Retype the part of the Venetian Left article from "Venetian Left (Sanca" to "in July 2015." word for word.

**Document extract:**
<<<<
- Leader: Collective leadership
- Founded: December 2013 – July 2015
- Ideology: Social democracy Green politics Venetian nationalism Civic nationalism Direct democracy
- Political position: Centre-left to left-wing
- European affiliation: European Free Alliance Youth

Website
- sancaveneta.org

= Venetian Left (2013) =

Venetian Left (Sanca Veneta, SV) is a social-democratic and green political party in Veneto, embracing pro-Europeanism, internationalism, as well as Venetian nationalism and separatism. Its first leaders were Matteo Visonà Dalla Pozza and Giovanni Masarà. Its current leaders are Antonella Muzzolon and Matteo Visonà Dalla Pozza.
The party is a member of the European Free Alliance Youth (EFAY).

==History==
During a Venetist demonstration in Bassano del Grappa in December 2013, a group of left-leaning Venetists occasionally met and decided to start SV, which was officially founded as a full-fledged party in July 2015.
>>>>
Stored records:
<<<<
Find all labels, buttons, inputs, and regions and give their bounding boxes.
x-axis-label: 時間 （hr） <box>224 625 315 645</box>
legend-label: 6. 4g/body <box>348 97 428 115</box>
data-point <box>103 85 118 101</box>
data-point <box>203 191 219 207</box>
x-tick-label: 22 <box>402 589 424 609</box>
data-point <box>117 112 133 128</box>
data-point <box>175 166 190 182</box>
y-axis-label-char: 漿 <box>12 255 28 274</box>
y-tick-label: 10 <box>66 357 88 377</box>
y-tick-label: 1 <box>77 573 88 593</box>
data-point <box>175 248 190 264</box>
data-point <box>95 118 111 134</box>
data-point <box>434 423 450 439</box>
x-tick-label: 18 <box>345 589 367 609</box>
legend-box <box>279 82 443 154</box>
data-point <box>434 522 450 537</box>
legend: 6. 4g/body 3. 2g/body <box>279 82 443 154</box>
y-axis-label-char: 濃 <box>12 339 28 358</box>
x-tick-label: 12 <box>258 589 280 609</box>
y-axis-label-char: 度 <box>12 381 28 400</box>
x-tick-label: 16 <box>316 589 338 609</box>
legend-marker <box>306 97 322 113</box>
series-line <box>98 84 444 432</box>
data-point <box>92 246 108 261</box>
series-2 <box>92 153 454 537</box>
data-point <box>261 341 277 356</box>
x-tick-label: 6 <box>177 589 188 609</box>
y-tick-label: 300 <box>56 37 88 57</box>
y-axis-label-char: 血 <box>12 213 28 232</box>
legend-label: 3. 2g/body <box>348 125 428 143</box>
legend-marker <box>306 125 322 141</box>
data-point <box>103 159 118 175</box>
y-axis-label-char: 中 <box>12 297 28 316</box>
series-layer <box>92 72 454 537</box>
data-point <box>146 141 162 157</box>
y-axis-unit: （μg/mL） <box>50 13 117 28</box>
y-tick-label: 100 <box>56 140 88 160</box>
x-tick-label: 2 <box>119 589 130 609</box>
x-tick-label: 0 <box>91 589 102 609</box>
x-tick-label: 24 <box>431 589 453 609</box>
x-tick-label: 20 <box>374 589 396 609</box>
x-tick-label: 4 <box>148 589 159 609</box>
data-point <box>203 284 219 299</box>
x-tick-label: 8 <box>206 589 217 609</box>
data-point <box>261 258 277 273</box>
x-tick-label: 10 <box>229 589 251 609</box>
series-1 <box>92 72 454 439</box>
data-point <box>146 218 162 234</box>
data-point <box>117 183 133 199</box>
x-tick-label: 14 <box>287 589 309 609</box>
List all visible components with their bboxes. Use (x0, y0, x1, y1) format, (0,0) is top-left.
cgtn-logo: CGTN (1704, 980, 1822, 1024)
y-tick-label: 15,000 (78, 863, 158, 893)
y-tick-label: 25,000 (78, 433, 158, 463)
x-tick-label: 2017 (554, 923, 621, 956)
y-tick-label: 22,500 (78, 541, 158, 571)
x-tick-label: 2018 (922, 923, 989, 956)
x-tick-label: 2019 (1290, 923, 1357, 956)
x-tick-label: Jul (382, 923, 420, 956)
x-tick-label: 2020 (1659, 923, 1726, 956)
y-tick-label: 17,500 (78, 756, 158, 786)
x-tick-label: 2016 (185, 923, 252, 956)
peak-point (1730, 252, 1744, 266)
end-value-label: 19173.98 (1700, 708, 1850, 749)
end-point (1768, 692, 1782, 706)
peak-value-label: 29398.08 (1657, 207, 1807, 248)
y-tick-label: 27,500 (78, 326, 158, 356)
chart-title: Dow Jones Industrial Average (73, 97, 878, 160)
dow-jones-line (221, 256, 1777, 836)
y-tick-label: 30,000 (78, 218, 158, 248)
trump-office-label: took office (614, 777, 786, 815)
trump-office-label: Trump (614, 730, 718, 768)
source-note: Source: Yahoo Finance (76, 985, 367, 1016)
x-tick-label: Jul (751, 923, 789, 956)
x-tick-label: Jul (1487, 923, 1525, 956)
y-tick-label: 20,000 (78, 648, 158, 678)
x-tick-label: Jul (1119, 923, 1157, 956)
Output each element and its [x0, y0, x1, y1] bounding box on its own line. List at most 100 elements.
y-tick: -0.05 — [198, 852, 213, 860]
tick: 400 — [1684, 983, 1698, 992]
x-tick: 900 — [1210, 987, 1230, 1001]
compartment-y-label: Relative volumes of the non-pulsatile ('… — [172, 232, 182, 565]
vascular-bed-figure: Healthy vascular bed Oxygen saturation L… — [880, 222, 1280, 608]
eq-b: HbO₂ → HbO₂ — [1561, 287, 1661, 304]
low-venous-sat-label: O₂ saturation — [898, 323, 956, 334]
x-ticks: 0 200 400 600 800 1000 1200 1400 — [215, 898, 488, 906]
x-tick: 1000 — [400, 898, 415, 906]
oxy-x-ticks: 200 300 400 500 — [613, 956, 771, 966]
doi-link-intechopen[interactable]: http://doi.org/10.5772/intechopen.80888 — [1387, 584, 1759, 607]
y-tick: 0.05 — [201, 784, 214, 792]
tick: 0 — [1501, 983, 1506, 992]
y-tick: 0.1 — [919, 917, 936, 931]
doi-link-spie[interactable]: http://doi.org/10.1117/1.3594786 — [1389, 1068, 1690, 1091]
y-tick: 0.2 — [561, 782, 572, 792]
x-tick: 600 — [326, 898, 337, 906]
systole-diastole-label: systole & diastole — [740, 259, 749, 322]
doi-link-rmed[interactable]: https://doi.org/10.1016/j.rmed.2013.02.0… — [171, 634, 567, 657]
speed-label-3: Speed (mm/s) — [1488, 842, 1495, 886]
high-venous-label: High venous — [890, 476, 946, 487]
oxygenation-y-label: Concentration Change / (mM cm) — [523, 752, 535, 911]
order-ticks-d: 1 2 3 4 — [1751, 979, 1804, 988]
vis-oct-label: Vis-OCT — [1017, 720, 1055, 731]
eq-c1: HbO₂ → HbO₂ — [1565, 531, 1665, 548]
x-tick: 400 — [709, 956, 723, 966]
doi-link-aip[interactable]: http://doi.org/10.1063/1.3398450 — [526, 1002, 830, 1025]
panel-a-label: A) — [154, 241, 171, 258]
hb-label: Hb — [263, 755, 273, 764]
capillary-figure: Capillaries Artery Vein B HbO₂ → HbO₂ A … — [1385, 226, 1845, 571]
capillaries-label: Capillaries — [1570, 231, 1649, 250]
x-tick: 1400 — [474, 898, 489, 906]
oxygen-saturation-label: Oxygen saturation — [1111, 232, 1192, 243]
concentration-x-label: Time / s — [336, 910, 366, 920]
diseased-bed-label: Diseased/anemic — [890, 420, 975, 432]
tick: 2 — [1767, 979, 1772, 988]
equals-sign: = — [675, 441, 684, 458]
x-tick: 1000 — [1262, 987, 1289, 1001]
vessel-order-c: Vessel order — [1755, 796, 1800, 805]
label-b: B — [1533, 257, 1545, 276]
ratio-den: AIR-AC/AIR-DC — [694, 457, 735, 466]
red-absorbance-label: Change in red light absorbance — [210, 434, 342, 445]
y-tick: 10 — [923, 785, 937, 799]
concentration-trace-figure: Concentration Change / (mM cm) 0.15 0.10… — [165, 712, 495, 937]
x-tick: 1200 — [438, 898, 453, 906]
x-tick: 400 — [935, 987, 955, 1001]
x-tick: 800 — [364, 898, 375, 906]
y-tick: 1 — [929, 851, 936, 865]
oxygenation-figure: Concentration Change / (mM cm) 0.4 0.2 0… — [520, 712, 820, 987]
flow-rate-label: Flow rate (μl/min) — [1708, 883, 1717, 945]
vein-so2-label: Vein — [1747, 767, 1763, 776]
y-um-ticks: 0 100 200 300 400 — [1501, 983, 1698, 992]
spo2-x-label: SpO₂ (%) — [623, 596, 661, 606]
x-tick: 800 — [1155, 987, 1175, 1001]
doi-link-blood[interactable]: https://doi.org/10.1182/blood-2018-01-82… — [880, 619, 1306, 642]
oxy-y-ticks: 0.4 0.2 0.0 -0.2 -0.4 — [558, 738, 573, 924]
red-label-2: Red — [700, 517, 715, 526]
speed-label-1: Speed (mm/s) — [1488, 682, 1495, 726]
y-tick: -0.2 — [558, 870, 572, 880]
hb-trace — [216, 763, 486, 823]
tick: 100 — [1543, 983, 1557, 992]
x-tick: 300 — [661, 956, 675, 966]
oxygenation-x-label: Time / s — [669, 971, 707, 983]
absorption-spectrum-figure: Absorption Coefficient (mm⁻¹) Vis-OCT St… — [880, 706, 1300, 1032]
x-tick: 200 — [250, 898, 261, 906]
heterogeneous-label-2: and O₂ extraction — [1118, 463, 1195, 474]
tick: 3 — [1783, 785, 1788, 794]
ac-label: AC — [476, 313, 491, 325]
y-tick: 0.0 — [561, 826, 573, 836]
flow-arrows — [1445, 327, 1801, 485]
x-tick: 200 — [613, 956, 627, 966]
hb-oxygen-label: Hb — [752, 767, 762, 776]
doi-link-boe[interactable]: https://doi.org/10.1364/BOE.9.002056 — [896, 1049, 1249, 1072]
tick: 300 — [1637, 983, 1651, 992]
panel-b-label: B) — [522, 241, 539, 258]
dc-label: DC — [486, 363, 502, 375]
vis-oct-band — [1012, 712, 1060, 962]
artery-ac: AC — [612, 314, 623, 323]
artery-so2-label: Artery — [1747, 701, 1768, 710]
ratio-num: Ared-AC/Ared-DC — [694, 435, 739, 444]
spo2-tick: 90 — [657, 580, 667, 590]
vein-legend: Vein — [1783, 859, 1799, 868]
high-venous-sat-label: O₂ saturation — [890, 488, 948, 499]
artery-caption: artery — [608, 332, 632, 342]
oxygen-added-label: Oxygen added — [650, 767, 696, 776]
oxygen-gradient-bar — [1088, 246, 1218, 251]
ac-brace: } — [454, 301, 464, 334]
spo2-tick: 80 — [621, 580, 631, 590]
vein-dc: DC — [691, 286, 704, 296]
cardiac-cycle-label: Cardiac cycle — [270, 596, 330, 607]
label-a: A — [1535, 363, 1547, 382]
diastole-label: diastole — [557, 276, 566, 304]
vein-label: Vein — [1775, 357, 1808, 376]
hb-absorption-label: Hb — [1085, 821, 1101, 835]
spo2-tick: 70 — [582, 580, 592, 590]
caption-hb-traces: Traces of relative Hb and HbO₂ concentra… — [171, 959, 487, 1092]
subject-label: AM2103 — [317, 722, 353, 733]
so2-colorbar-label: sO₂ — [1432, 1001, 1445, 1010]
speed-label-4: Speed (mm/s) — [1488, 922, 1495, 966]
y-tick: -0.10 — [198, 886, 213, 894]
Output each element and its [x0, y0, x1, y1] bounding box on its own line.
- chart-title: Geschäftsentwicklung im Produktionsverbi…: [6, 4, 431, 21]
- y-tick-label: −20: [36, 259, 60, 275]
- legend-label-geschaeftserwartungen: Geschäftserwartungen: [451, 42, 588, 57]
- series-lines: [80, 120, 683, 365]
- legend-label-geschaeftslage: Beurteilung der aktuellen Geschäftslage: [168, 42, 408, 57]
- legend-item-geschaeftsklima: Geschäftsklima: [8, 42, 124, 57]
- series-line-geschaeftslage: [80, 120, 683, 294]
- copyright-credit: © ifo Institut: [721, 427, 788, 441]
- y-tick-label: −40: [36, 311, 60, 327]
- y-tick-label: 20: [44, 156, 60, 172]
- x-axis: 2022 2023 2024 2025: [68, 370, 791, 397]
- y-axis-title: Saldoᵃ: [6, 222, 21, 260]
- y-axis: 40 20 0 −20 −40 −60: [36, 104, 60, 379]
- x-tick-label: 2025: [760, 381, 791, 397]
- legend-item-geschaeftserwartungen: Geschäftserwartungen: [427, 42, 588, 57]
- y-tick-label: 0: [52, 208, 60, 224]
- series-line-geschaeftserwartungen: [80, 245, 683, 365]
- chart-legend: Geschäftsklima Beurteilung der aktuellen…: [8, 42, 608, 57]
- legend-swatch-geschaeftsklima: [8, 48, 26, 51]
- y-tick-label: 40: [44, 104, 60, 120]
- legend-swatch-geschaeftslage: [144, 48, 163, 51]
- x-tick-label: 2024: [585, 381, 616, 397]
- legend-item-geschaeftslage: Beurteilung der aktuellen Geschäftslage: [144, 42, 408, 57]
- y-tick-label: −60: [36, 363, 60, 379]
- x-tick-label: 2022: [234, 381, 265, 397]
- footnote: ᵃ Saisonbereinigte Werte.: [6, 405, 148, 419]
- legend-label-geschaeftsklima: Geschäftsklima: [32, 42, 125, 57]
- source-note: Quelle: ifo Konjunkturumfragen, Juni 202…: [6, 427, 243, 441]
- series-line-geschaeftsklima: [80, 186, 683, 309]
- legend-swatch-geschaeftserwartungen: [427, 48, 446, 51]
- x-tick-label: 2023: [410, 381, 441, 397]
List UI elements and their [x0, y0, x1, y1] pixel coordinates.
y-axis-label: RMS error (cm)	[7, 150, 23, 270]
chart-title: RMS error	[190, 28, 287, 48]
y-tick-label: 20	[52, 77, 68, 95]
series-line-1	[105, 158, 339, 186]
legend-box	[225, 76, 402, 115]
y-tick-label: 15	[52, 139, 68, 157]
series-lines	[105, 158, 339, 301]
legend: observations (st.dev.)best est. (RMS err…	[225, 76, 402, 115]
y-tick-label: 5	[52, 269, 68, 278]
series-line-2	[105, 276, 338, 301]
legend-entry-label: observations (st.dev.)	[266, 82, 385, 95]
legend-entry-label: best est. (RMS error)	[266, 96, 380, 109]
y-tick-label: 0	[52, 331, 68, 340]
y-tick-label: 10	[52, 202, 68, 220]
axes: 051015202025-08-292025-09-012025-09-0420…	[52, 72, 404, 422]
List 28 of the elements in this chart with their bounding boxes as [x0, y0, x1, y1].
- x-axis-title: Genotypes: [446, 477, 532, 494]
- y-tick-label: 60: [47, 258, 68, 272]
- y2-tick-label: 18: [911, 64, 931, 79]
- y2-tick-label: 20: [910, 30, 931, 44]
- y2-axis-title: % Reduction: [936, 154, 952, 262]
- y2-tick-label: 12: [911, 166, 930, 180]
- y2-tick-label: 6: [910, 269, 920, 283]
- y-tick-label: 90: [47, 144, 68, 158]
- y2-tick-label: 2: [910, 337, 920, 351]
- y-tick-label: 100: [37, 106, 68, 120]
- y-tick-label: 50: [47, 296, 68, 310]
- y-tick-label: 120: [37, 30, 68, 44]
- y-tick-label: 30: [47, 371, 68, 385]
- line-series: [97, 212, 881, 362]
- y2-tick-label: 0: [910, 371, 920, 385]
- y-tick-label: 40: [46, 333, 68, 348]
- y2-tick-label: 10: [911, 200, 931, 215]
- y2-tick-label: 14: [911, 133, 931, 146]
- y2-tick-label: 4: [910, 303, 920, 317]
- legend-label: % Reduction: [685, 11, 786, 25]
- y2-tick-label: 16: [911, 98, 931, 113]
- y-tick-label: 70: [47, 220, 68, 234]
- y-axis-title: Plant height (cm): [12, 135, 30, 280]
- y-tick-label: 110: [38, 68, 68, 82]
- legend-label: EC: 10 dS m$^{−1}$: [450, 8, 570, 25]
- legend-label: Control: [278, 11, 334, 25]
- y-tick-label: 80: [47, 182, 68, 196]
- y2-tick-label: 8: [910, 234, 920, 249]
>>>>
**Completed task:**
Venetian Left (Sanca Veneta, SV) is a social-democratic and green political party in Veneto, embracing pro-Europeanism, internationalism, as well as Venetian nationalism and separatism. Its first leaders were Matteo Visonà Dalla Pozza and Giovanni Masarà. Its current leaders are Antonella Muzzolon and Matteo Visonà Dalla Pozza.
The party is a member of the European Free Alliance Youth (EFAY).

==History==
During a Venetist demonstration in Bassano del Grappa in December 2013, a group of left-leaning Venetists occasionally met and decided to start SV, which was officially founded as a full-fledged party in July 2015.